Transcribe the data in full and exactly, omitting any pictures.

■ ■ ■ ■ ■

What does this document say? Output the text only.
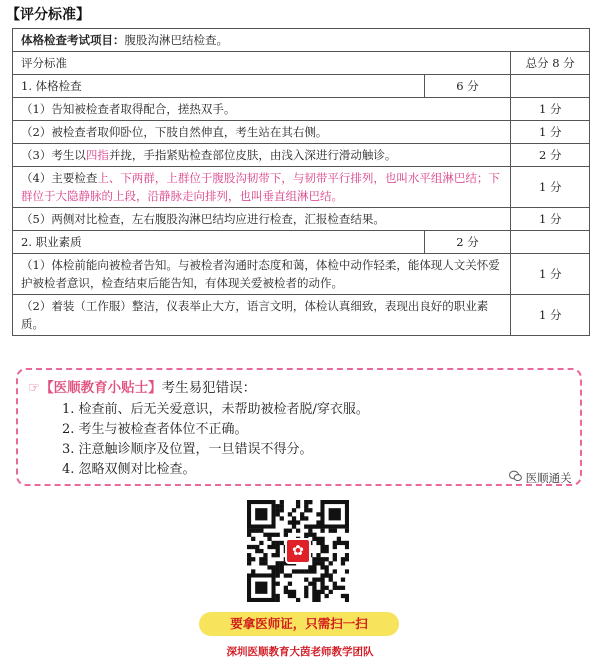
【评分标准】
体格检查考试项目：腹股沟淋巴结检查。		
评分标准		总分 8 分
1. 体格检查	6 分	
（1）告知被检查者取得配合，搓热双手。		1 分
（2）被检查者取仰卧位，下肢自然伸直，考生站在其右侧。		1 分
（3）考生以四指并拢，手指紧贴检查部位皮肤，由浅入深进行滑动触诊。		2 分
（4）主要检查上、下两群，上群位于腹股沟韧带下，与韧带平行排列，也叫水平组淋巴结；下群位于大隐静脉的上段，沿静脉走向排列，也叫垂直组淋巴结。		1 分
（5）两侧对比检查，左右腹股沟淋巴结均应进行检查，汇报检查结果。		1 分
2. 职业素质	2 分	
（1）体检前能向被检者告知。与被检者沟通时态度和蔼，体检中动作轻柔，能体现人文关怀爱护被检者意识，检查结束后能告知，有体现关爱被检者的动作。		1 分
（2）着装（工作服）整洁，仪表举止大方，语言文明，体检认真细致，表现出良好的职业素质。		1 分
☞【医顺教育小贴士】考生易犯错误：
1. 检查前、后无关爱意识，未帮助被检者脱/穿衣服。
2. 考生与被检查者体位不正确。
3. 注意触诊顺序及位置，一旦错误不得分。
4. 忽略双侧对比检查。
医顺通关
✿
要拿医师证，只需扫一扫
深圳医顺教育大茵老师教学团队
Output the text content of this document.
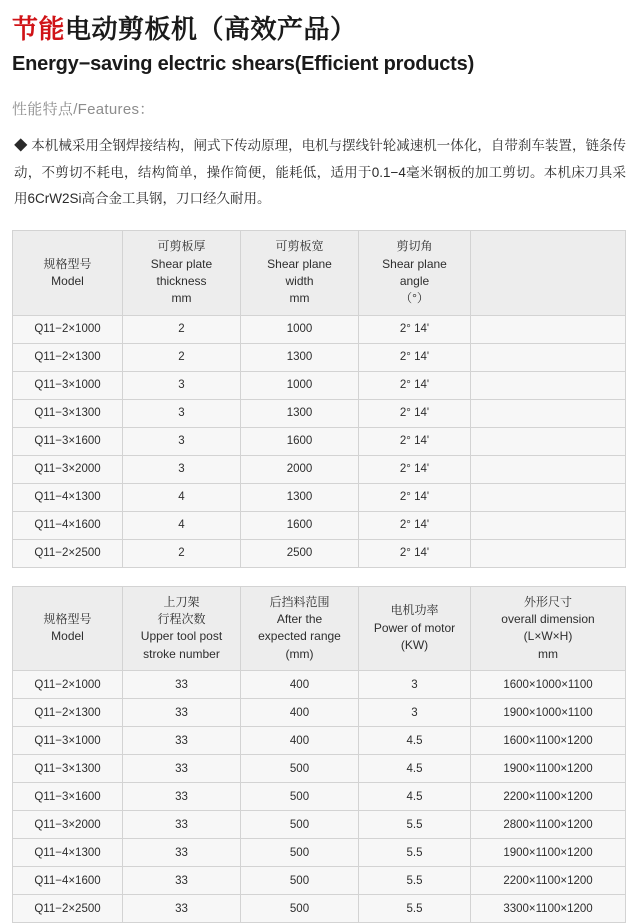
节能电动剪板机（高效产品）
Energy−saving electric shears(Efficient products)
性能特点/Features：

◆ 本机械采用全钢焊接结构，闸式下传动原理，电机与摆线针轮减速机一体化，自带刹车装置，链条传动，不剪切不耗电，结构简单，操作简便，能耗低，适用于0.1−4毫米钢板的加工剪切。本机床刀具采用6CrW2Si高合金工具钢，刀口经久耐用。

规格型号
Model

可剪板厚
Shear plate
thickness
mm

可剪板宽
Shear plane
width
mm

剪切角
Shear plane
angle
（°）

Q11−2×1000	2	1000	2° 14'	
Q11−2×1300	2	1300	2° 14'	
Q11−3×1000	3	1000	2° 14'	
Q11−3×1300	3	1300	2° 14'	
Q11−3×1600	3	1600	2° 14'	
Q11−3×2000	3	2000	2° 14'	
Q11−4×1300	4	1300	2° 14'	
Q11−4×1600	4	1600	2° 14'	
Q11−2×2500	2	2500	2° 14'	
规格型号
Model

上刀架
行程次数
Upper tool post
stroke number

后挡料范围
After the
expected range
(mm)

电机功率
Power of motor
(KW)

外形尺寸
overall dimension
(L×W×H)
mm

Q11−2×1000	33	400	3	1600×1000×1100
Q11−2×1300	33	400	3	1900×1000×1100
Q11−3×1000	33	400	4.5	1600×1100×1200
Q11−3×1300	33	500	4.5	1900×1100×1200
Q11−3×1600	33	500	4.5	2200×1100×1200
Q11−3×2000	33	500	5.5	2800×1100×1200
Q11−4×1300	33	500	5.5	1900×1100×1200
Q11−4×1600	33	500	5.5	2200×1100×1200
Q11−2×2500	33	500	5.5	3300×1100×1200
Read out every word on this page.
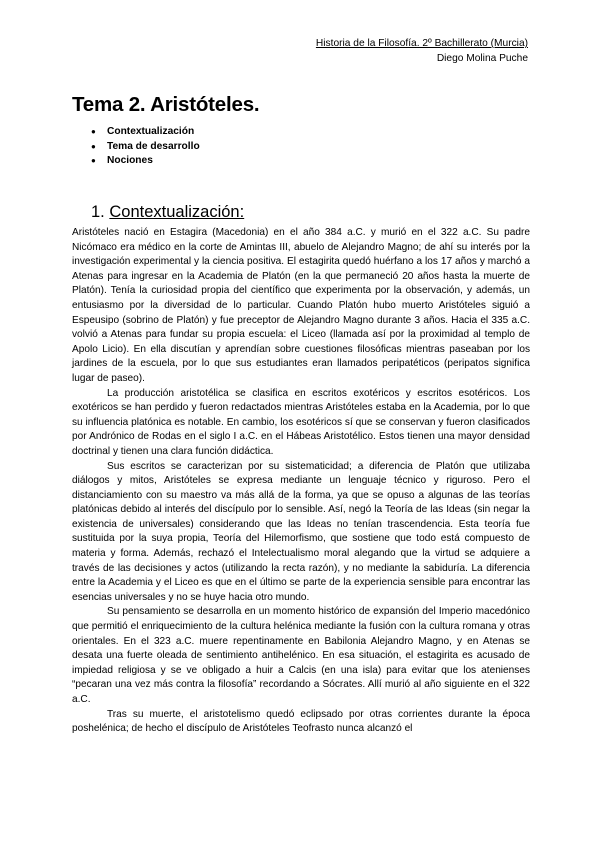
Historia de la Filosofía. 2º Bachillerato (Murcia)
Diego Molina Puche
Tema 2. Aristóteles.
● Contextualización
● Tema de desarrollo
● Nociones
1. Contextualización:

Aristóteles nació en Estagira (Macedonia) en el año 384 a.C. y murió en el 322 a.C. Su padre Nicómaco era médico en la corte de Amintas III, abuelo de Alejandro Magno; de ahí su interés por la investigación experimental y la ciencia positiva. El estagirita quedó huérfano a los 17 años y marchó a Atenas para ingresar en la Academia de Platón (en la que permaneció 20 años hasta la muerte de Platón). Tenía la curiosidad propia del científico que experimenta por la observación, y además, un entusiasmo por la diversidad de lo particular. Cuando Platón hubo muerto Aristóteles siguió a Espeusipo (sobrino de Platón) y fue preceptor de Alejandro Magno durante 3 años. Hacia el 335 a.C. volvió a Atenas para fundar su propia escuela: el Liceo (llamada así por la proximidad al templo de Apolo Licio). En ella discutían y aprendían sobre cuestiones filosóficas mientras paseaban por los jardines de la escuela, por lo que sus estudiantes eran llamados peripatéticos (peripatos significa lugar de paseo).

La producción aristotélica se clasifica en escritos exotéricos y escritos esotéricos. Los exotéricos se han perdido y fueron redactados mientras Aristóteles estaba en la Academia, por lo que su influencia platónica es notable. En cambio, los esotéricos sí que se conservan y fueron clasificados por Andrónico de Rodas en el siglo I a.C. en el Hábeas Aristotélico. Estos tienen una mayor densidad doctrinal y tienen una clara función didáctica.

Sus escritos se caracterizan por su sistematicidad; a diferencia de Platón que utilizaba diálogos y mitos, Aristóteles se expresa mediante un lenguaje técnico y riguroso. Pero el distanciamiento con su maestro va más allá de la forma, ya que se opuso a algunas de las teorías platónicas debido al interés del discípulo por lo sensible. Así, negó la Teoría de las Ideas (sin negar la existencia de universales) considerando que las Ideas no tenían trascendencia. Esta teoría fue sustituida por la suya propia, Teoría del Hilemorfismo, que sostiene que todo está compuesto de materia y forma. Además, rechazó el Intelectualismo moral alegando que la virtud se adquiere a través de las decisiones y actos (utilizando la recta razón), y no mediante la sabiduría. La diferencia entre la Academia y el Liceo es que en el último se parte de la experiencia sensible para encontrar las esencias universales y no se huye hacia otro mundo.

Su pensamiento se desarrolla en un momento histórico de expansión del Imperio macedónico que permitió el enriquecimiento de la cultura helénica mediante la fusión con la cultura romana y otras orientales. En el 323 a.C. muere repentinamente en Babilonia Alejandro Magno, y en Atenas se desata una fuerte oleada de sentimiento antihelénico. En esa situación, el estagirita es acusado de impiedad religiosa y se ve obligado a huir a Calcis (en una isla) para evitar que los atenienses “pecaran una vez más contra la filosofía” recordando a Sócrates. Allí murió al año siguiente en el 322 a.C.

Tras su muerte, el aristotelismo quedó eclipsado por otras corrientes durante la época poshelénica; de hecho el discípulo de Aristóteles Teofrasto nunca alcanzó el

■ ■ ■ ■ ■

◆ **The reply**
What does this document say? Output the text only.
【评分标准】
体格检查考试项目：腹股沟淋巴结检查。		
评分标准		总分 8 分
1. 体格检查	6 分	
（1）告知被检查者取得配合，搓热双手。		1 分
（2）被检查者取仰卧位，下肢自然伸直，考生站在其右侧。		1 分
（3）考生以四指并拢，手指紧贴检查部位皮肤，由浅入深进行滑动触诊。		2 分
（4）主要检查上、下两群，上群位于腹股沟韧带下，与韧带平行排列，也叫水平组淋巴结；下群位于大隐静脉的上段，沿静脉走向排列，也叫垂直组淋巴结。		1 分
（5）两侧对比检查，左右腹股沟淋巴结均应进行检查，汇报检查结果。		1 分
2. 职业素质	2 分	
（1）体检前能向被检者告知。与被检者沟通时态度和蔼，体检中动作轻柔，能体现人文关怀爱护被检者意识，检查结束后能告知，有体现关爱被检者的动作。		1 分
（2）着装（工作服）整洁，仪表举止大方，语言文明，体检认真细致，表现出良好的职业素质。		1 分
☞【医顺教育小贴士】考生易犯错误：
1. 检查前、后无关爱意识，未帮助被检者脱/穿衣服。
2. 考生与被检查者体位不正确。
3. 注意触诊顺序及位置，一旦错误不得分。
4. 忽略双侧对比检查。
医顺通关
✿
要拿医师证，只需扫一扫
深圳医顺教育大茵老师教学团队
Output the text content of this document.
节能电动剪板机（高效产品）
Energy−saving electric shears(Efficient products)
性能特点/Features：

◆ 本机械采用全钢焊接结构，闸式下传动原理，电机与摆线针轮减速机一体化，自带刹车装置，链条传动，不剪切不耗电，结构简单，操作简便，能耗低，适用于0.1−4毫米钢板的加工剪切。本机床刀具采用6CrW2Si高合金工具钢，刀口经久耐用。

规格型号
Model

可剪板厚
Shear plate
thickness
mm

可剪板宽
Shear plane
width
mm

剪切角
Shear plane
angle
（°）

Q11−2×1000	2	1000	2° 14'	
Q11−2×1300	2	1300	2° 14'	
Q11−3×1000	3	1000	2° 14'	
Q11−3×1300	3	1300	2° 14'	
Q11−3×1600	3	1600	2° 14'	
Q11−3×2000	3	2000	2° 14'	
Q11−4×1300	4	1300	2° 14'	
Q11−4×1600	4	1600	2° 14'	
Q11−2×2500	2	2500	2° 14'	
规格型号
Model

上刀架
行程次数
Upper tool post
stroke number

后挡料范围
After the
expected range
(mm)

电机功率
Power of motor
(KW)

外形尺寸
overall dimension
(L×W×H)
mm

Q11−2×1000	33	400	3	1600×1000×1100
Q11−2×1300	33	400	3	1900×1000×1100
Q11−3×1000	33	400	4.5	1600×1100×1200
Q11−3×1300	33	500	4.5	1900×1100×1200
Q11−3×1600	33	500	4.5	2200×1100×1200
Q11−3×2000	33	500	5.5	2800×1100×1200
Q11−4×1300	33	500	5.5	1900×1100×1200
Q11−4×1600	33	500	5.5	2200×1100×1200
Q11−2×2500	33	500	5.5	3300×1100×1200
Read out every word on this page.
Historia de la Filosofía. 2º Bachillerato (Murcia)
Diego Molina Puche
Tema 2. Aristóteles.
● Contextualización
● Tema de desarrollo
● Nociones
1. Contextualización:

Aristóteles nació en Estagira (Macedonia) en el año 384 a.C. y murió en el 322 a.C. Su padre Nicómaco era médico en la corte de Amintas III, abuelo de Alejandro Magno; de ahí su interés por la investigación experimental y la ciencia positiva. El estagirita quedó huérfano a los 17 años y marchó a Atenas para ingresar en la Academia de Platón (en la que permaneció 20 años hasta la muerte de Platón). Tenía la curiosidad propia del científico que experimenta por la observación, y además, un entusiasmo por la diversidad de lo particular. Cuando Platón hubo muerto Aristóteles siguió a Espeusipo (sobrino de Platón) y fue preceptor de Alejandro Magno durante 3 años. Hacia el 335 a.C. volvió a Atenas para fundar su propia escuela: el Liceo (llamada así por la proximidad al templo de Apolo Licio). En ella discutían y aprendían sobre cuestiones filosóficas mientras paseaban por los jardines de la escuela, por lo que sus estudiantes eran llamados peripatéticos (peripatos significa lugar de paseo).

La producción aristotélica se clasifica en escritos exotéricos y escritos esotéricos. Los exotéricos se han perdido y fueron redactados mientras Aristóteles estaba en la Academia, por lo que su influencia platónica es notable. En cambio, los esotéricos sí que se conservan y fueron clasificados por Andrónico de Rodas en el siglo I a.C. en el Hábeas Aristotélico. Estos tienen una mayor densidad doctrinal y tienen una clara función didáctica.

Sus escritos se caracterizan por su sistematicidad; a diferencia de Platón que utilizaba diálogos y mitos, Aristóteles se expresa mediante un lenguaje técnico y riguroso. Pero el distanciamiento con su maestro va más allá de la forma, ya que se opuso a algunas de las teorías platónicas debido al interés del discípulo por lo sensible. Así, negó la Teoría de las Ideas (sin negar la existencia de universales) considerando que las Ideas no tenían trascendencia. Esta teoría fue sustituida por la suya propia, Teoría del Hilemorfismo, que sostiene que todo está compuesto de materia y forma. Además, rechazó el Intelectualismo moral alegando que la virtud se adquiere a través de las decisiones y actos (utilizando la recta razón), y no mediante la sabiduría. La diferencia entre la Academia y el Liceo es que en el último se parte de la experiencia sensible para encontrar las esencias universales y no se huye hacia otro mundo.

Su pensamiento se desarrolla en un momento histórico de expansión del Imperio macedónico que permitió el enriquecimiento de la cultura helénica mediante la fusión con la cultura romana y otras orientales. En el 323 a.C. muere repentinamente en Babilonia Alejandro Magno, y en Atenas se desata una fuerte oleada de sentimiento antihelénico. En esa situación, el estagirita es acusado de impiedad religiosa y se ve obligado a huir a Calcis (en una isla) para evitar que los atenienses “pecaran una vez más contra la filosofía” recordando a Sócrates. Allí murió al año siguiente en el 322 a.C.

Tras su muerte, el aristotelismo quedó eclipsado por otras corrientes durante la época poshelénica; de hecho el discípulo de Aristóteles Teofrasto nunca alcanzó el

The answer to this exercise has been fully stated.